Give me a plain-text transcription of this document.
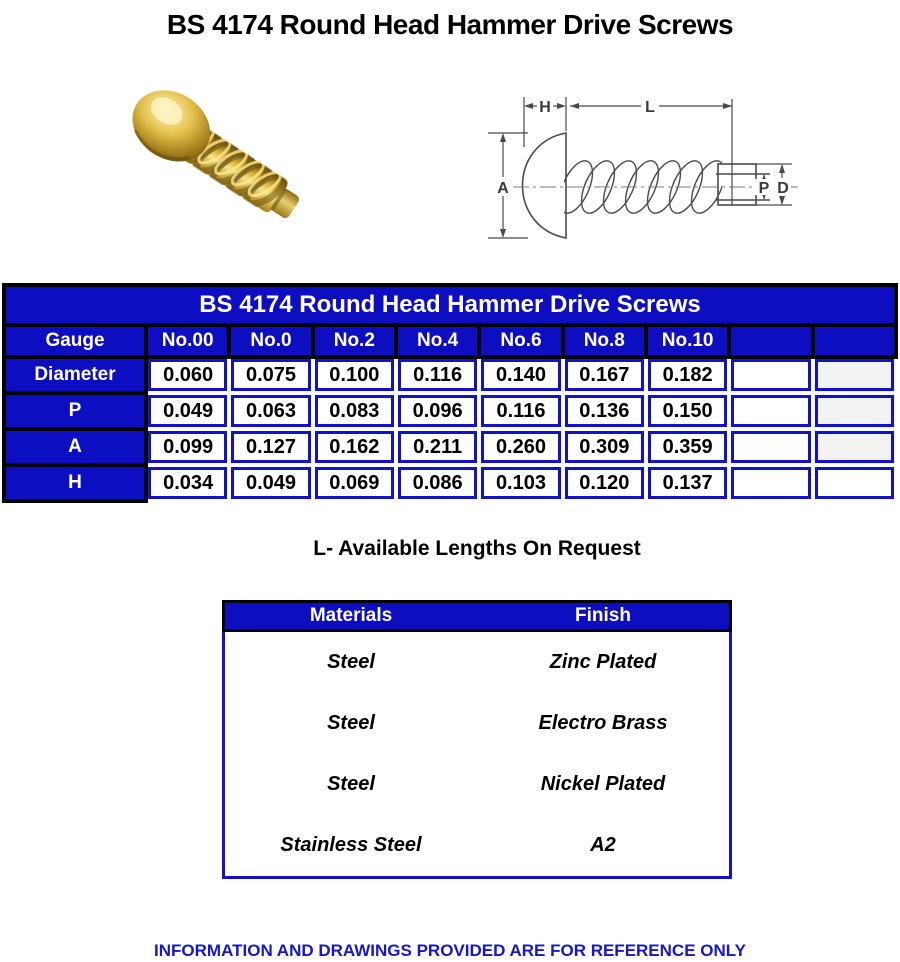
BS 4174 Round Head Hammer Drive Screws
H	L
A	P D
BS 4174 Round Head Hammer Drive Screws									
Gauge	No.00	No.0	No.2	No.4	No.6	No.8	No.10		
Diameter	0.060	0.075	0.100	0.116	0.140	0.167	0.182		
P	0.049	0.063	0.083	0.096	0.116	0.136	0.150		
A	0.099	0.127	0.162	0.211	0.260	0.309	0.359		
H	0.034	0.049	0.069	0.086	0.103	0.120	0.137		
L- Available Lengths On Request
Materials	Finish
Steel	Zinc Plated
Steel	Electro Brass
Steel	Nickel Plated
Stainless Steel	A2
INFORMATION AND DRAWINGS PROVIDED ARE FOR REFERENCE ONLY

====

Extract all lines from the data in which "Plated" is found.

Steel	Zinc Plated
Steel	Nickel Plated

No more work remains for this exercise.